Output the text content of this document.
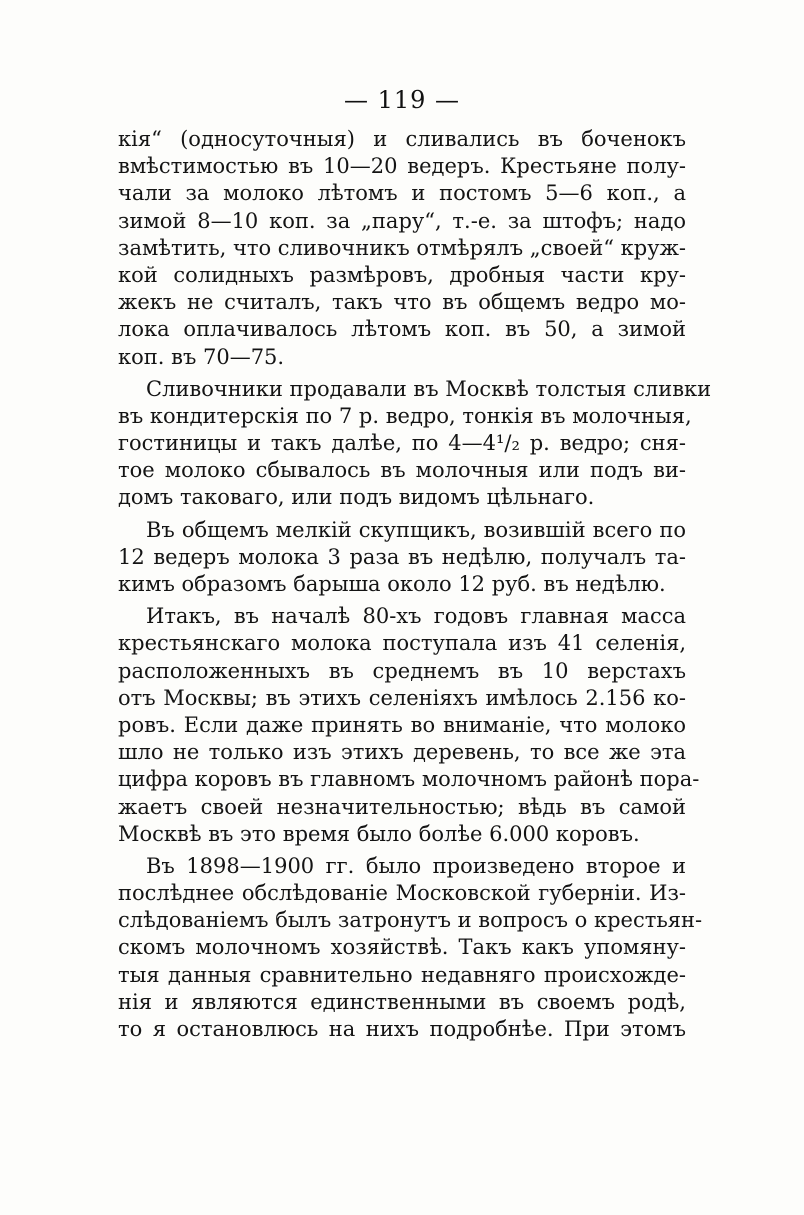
— 119 —
кія“ (односуточныя) и сливались въ боченокъ
вмѣстимостью въ 10—20 ведеръ. Крестьяне полу-
чали за молоко лѣтомъ и постомъ 5—6 коп., а
зимой 8—10 коп. за „пару“, т.-е. за штофъ; надо
замѣтить, что сливочникъ отмѣрялъ „своей“ круж-
кой солидныхъ размѣровъ, дробныя части кру-
жекъ не считалъ, такъ что въ общемъ ведро мо-
лока оплачивалось лѣтомъ коп. въ 50, а зимой
коп. въ 70—75.
Сливочники продавали въ Москвѣ толстыя сливки
въ кондитерскія по 7 р. ведро, тонкія въ молочныя,
гостиницы и такъ далѣе, по 4—4¹/₂ р. ведро; сня-
тое молоко сбывалось въ молочныя или подъ ви-
домъ таковаго, или подъ видомъ цѣльнаго.
Въ общемъ мелкій скупщикъ, возившій всего по
12 ведеръ молока 3 раза въ недѣлю, получалъ та-
кимъ образомъ барыша около 12 руб. въ недѣлю.
Итакъ, въ началѣ 80-хъ годовъ главная масса
крестьянскаго молока поступала изъ 41 селенія,
расположенныхъ въ среднемъ въ 10 верстахъ
отъ Москвы; въ этихъ селеніяхъ имѣлось 2.156 ко-
ровъ. Если даже принять во вниманіе, что молоко
шло не только изъ этихъ деревень, то все же эта
цифра коровъ въ главномъ молочномъ районѣ пора-
жаетъ своей незначительностью; вѣдь въ самой
Москвѣ въ это время было болѣе 6.000 коровъ.
Въ 1898—1900 гг. было произведено второе и
послѣднее обслѣдованіе Московской губерніи. Из-
слѣдованіемъ былъ затронутъ и вопросъ о крестьян-
скомъ молочномъ хозяйствѣ. Такъ какъ упомяну-
тыя данныя сравнительно недавняго происхожде-
нія и являются единственными въ своемъ родѣ,
то я остановлюсь на нихъ подробнѣе. При этомъ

• What you need to do:
In the records above, locate every line with the string "молочныя" and copy it.

• Exercise result:
въ кондитерскія по 7 р. ведро, тонкія въ молочныя,
тое молоко сбывалось въ молочныя или подъ ви-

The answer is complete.